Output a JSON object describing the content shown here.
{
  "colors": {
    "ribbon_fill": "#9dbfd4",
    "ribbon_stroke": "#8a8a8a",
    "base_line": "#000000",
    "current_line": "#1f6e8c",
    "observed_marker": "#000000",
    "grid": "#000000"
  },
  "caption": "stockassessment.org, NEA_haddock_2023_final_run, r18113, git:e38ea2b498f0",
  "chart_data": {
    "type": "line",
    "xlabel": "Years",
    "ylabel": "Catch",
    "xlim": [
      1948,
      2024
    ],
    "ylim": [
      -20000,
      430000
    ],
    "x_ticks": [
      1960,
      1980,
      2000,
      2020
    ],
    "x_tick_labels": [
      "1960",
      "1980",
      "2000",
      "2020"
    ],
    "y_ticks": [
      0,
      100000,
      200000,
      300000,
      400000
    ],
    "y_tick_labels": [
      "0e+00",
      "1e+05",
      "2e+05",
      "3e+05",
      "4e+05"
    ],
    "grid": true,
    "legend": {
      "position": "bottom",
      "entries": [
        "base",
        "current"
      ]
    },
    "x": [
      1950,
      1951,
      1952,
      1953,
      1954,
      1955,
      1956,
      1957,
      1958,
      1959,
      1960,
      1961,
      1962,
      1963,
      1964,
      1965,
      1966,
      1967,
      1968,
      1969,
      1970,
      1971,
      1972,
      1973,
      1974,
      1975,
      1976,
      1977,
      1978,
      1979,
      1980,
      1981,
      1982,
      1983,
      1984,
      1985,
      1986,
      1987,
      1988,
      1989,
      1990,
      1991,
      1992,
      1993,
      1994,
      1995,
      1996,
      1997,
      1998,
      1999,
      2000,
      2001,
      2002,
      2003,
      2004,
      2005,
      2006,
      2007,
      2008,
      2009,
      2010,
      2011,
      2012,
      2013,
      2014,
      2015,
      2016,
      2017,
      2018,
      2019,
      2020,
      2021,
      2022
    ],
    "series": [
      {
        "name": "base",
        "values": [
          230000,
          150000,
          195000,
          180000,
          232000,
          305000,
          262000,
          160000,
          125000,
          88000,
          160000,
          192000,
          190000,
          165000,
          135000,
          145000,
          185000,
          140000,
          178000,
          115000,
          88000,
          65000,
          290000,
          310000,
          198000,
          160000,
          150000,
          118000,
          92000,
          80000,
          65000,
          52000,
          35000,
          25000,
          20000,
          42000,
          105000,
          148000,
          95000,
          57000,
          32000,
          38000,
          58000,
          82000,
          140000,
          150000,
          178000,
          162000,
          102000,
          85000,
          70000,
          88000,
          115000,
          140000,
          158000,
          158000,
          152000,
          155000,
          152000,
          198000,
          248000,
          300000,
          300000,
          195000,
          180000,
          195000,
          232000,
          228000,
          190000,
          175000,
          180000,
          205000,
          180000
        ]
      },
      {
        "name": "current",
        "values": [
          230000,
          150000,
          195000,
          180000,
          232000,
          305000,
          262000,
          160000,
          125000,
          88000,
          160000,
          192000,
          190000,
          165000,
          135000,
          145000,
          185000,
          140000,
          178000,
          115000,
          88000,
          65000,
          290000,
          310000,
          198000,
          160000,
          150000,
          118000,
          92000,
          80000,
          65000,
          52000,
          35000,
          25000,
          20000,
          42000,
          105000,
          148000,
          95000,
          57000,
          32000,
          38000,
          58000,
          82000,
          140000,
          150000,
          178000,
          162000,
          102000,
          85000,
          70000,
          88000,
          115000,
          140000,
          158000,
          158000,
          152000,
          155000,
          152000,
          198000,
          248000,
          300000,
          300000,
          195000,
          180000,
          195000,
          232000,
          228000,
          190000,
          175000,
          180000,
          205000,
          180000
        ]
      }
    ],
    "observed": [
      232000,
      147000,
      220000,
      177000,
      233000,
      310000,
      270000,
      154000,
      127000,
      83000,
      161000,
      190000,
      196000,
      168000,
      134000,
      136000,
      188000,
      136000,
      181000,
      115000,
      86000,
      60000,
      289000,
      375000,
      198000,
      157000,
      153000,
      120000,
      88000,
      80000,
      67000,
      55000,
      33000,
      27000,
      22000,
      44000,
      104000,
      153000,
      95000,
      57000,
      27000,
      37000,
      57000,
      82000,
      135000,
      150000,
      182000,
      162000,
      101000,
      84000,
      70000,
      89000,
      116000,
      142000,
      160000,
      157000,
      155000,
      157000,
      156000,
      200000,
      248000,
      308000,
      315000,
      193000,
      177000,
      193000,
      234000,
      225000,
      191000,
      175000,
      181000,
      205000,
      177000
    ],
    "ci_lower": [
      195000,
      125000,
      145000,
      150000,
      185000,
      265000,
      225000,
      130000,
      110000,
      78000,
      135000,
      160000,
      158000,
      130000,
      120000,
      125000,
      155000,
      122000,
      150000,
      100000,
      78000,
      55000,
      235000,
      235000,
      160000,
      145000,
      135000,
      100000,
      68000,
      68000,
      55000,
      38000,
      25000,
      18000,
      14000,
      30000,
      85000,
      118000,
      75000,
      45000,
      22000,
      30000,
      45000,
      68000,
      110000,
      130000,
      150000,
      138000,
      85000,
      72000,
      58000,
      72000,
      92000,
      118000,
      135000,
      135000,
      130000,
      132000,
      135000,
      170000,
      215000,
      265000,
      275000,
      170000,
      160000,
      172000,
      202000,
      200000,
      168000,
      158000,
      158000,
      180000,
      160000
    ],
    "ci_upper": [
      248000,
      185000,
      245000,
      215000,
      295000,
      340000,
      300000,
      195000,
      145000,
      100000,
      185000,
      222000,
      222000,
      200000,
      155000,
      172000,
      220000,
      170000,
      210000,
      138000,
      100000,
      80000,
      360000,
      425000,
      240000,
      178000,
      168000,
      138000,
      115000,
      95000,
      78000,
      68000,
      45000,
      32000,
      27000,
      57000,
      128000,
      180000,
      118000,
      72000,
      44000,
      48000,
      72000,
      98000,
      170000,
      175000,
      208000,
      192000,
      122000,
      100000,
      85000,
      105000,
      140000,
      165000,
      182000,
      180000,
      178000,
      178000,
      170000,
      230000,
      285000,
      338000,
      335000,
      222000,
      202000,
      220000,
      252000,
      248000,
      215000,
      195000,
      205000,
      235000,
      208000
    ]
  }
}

:::::

*Stated task*
Restate each record word for word.

*Written answer*
Output a JSON object describing the content shown here.
{
  "colors": {
    "ribbon_fill": "#9dbfd4",
    "ribbon_stroke": "#8a8a8a",
    "base_line": "#000000",
    "current_line": "#1f6e8c",
    "observed_marker": "#000000",
    "grid": "#000000"
  },
  "caption": "stockassessment.org, NEA_haddock_2023_final_run, r18113, git:e38ea2b498f0",
  "chart_data": {
    "type": "line",
    "xlabel": "Years",
    "ylabel": "Catch",
    "xlim": [
      1948,
      2024
    ],
    "ylim": [
      -20000,
      430000
    ],
    "x_ticks": [
      1960,
      1980,
      2000,
      2020
    ],
    "x_tick_labels": [
      "1960",
      "1980",
      "2000",
      "2020"
    ],
    "y_ticks": [
      0,
      100000,
      200000,
      300000,
      400000
    ],
    "y_tick_labels": [
      "0e+00",
      "1e+05",
      "2e+05",
      "3e+05",
      "4e+05"
    ],
    "grid": true,
    "legend": {
      "position": "bottom",
      "entries": [
        "base",
        "current"
      ]
    },
    "x": [
      1950,
      1951,
      1952,
      1953,
      1954,
      1955,
      1956,
      1957,
      1958,
      1959,
      1960,
      1961,
      1962,
      1963,
      1964,
      1965,
      1966,
      1967,
      1968,
      1969,
      1970,
      1971,
      1972,
      1973,
      1974,
      1975,
      1976,
      1977,
      1978,
      1979,
      1980,
      1981,
      1982,
      1983,
      1984,
      1985,
      1986,
      1987,
      1988,
      1989,
      1990,
      1991,
      1992,
      1993,
      1994,
      1995,
      1996,
      1997,
      1998,
      1999,
      2000,
      2001,
      2002,
      2003,
      2004,
      2005,
      2006,
      2007,
      2008,
      2009,
      2010,
      2011,
      2012,
      2013,
      2014,
      2015,
      2016,
      2017,
      2018,
      2019,
      2020,
      2021,
      2022
    ],
    "series": [
      {
        "name": "base",
        "values": [
          230000,
          150000,
          195000,
          180000,
          232000,
          305000,
          262000,
          160000,
          125000,
          88000,
          160000,
          192000,
          190000,
          165000,
          135000,
          145000,
          185000,
          140000,
          178000,
          115000,
          88000,
          65000,
          290000,
          310000,
          198000,
          160000,
          150000,
          118000,
          92000,
          80000,
          65000,
          52000,
          35000,
          25000,
          20000,
          42000,
          105000,
          148000,
          95000,
          57000,
          32000,
          38000,
          58000,
          82000,
          140000,
          150000,
          178000,
          162000,
          102000,
          85000,
          70000,
          88000,
          115000,
          140000,
          158000,
          158000,
          152000,
          155000,
          152000,
          198000,
          248000,
          300000,
          300000,
          195000,
          180000,
          195000,
          232000,
          228000,
          190000,
          175000,
          180000,
          205000,
          180000
        ]
      },
      {
        "name": "current",
        "values": [
          230000,
          150000,
          195000,
          180000,
          232000,
          305000,
          262000,
          160000,
          125000,
          88000,
          160000,
          192000,
          190000,
          165000,
          135000,
          145000,
          185000,
          140000,
          178000,
          115000,
          88000,
          65000,
          290000,
          310000,
          198000,
          160000,
          150000,
          118000,
          92000,
          80000,
          65000,
          52000,
          35000,
          25000,
          20000,
          42000,
          105000,
          148000,
          95000,
          57000,
          32000,
          38000,
          58000,
          82000,
          140000,
          150000,
          178000,
          162000,
          102000,
          85000,
          70000,
          88000,
          115000,
          140000,
          158000,
          158000,
          152000,
          155000,
          152000,
          198000,
          248000,
          300000,
          300000,
          195000,
          180000,
          195000,
          232000,
          228000,
          190000,
          175000,
          180000,
          205000,
          180000
        ]
      }
    ],
    "observed": [
      232000,
      147000,
      220000,
      177000,
      233000,
      310000,
      270000,
      154000,
      127000,
      83000,
      161000,
      190000,
      196000,
      168000,
      134000,
      136000,
      188000,
      136000,
      181000,
      115000,
      86000,
      60000,
      289000,
      375000,
      198000,
      157000,
      153000,
      120000,
      88000,
      80000,
      67000,
      55000,
      33000,
      27000,
      22000,
      44000,
      104000,
      153000,
      95000,
      57000,
      27000,
      37000,
      57000,
      82000,
      135000,
      150000,
      182000,
      162000,
      101000,
      84000,
      70000,
      89000,
      116000,
      142000,
      160000,
      157000,
      155000,
      157000,
      156000,
      200000,
      248000,
      308000,
      315000,
      193000,
      177000,
      193000,
      234000,
      225000,
      191000,
      175000,
      181000,
      205000,
      177000
    ],
    "ci_lower": [
      195000,
      125000,
      145000,
      150000,
      185000,
      265000,
      225000,
      130000,
      110000,
      78000,
      135000,
      160000,
      158000,
      130000,
      120000,
      125000,
      155000,
      122000,
      150000,
      100000,
      78000,
      55000,
      235000,
      235000,
      160000,
      145000,
      135000,
      100000,
      68000,
      68000,
      55000,
      38000,
      25000,
      18000,
      14000,
      30000,
      85000,
      118000,
      75000,
      45000,
      22000,
      30000,
      45000,
      68000,
      110000,
      130000,
      150000,
      138000,
      85000,
      72000,
      58000,
      72000,
      92000,
      118000,
      135000,
      135000,
      130000,
      132000,
      135000,
      170000,
      215000,
      265000,
      275000,
      170000,
      160000,
      172000,
      202000,
      200000,
      168000,
      158000,
      158000,
      180000,
      160000
    ],
    "ci_upper": [
      248000,
      185000,
      245000,
      215000,
      295000,
      340000,
      300000,
      195000,
      145000,
      100000,
      185000,
      222000,
      222000,
      200000,
      155000,
      172000,
      220000,
      170000,
      210000,
      138000,
      100000,
      80000,
      360000,
      425000,
      240000,
      178000,
      168000,
      138000,
      115000,
      95000,
      78000,
      68000,
      45000,
      32000,
      27000,
      57000,
      128000,
      180000,
      118000,
      72000,
      44000,
      48000,
      72000,
      98000,
      170000,
      175000,
      208000,
      192000,
      122000,
      100000,
      85000,
      105000,
      140000,
      165000,
      182000,
      180000,
      178000,
      178000,
      170000,
      230000,
      285000,
      338000,
      335000,
      222000,
      202000,
      220000,
      252000,
      248000,
      215000,
      195000,
      205000,
      235000,
      208000
    ]
  }
}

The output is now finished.